*WRITTEN REQUEST*. Look through the data for the string "Collected". Copy every line where it is found.

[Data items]
- - -

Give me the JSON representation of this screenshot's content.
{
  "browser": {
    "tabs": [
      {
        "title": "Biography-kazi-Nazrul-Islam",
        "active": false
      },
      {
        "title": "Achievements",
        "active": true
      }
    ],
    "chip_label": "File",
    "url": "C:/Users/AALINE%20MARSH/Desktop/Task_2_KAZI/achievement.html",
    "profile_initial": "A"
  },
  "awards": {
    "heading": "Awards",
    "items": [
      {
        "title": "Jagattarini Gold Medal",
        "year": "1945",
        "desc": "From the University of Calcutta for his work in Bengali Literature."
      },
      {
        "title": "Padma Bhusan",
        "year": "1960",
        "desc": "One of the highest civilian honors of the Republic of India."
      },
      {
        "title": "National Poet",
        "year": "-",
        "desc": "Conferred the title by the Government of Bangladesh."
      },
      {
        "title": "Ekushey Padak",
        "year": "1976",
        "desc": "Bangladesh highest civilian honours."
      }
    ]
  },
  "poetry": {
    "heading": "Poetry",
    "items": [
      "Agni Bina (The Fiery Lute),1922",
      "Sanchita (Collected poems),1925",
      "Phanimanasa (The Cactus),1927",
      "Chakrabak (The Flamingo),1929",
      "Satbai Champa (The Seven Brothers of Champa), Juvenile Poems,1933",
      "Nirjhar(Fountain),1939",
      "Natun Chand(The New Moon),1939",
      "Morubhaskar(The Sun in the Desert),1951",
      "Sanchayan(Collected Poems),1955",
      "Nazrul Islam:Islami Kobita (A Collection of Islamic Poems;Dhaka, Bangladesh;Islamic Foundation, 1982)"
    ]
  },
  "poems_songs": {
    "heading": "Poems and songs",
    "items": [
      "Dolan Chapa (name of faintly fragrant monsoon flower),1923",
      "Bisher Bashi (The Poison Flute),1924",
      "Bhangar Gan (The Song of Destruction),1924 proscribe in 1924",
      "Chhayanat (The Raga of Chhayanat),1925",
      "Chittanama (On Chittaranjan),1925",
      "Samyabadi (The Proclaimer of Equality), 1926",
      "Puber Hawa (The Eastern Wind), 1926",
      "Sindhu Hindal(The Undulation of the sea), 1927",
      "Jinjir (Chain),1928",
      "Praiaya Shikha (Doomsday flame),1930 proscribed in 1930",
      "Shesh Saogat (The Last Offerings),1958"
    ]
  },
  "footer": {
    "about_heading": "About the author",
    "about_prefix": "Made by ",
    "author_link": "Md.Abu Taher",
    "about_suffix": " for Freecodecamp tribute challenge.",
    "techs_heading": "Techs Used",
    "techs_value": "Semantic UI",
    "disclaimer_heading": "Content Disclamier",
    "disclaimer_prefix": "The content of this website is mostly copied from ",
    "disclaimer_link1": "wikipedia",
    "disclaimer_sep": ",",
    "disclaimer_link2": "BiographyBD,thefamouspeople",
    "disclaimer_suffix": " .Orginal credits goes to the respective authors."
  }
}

- - -

*FINISHED TASK*.
      "Sanchita (Collected poems),1925",
      "Sanchayan(Collected Poems),1955",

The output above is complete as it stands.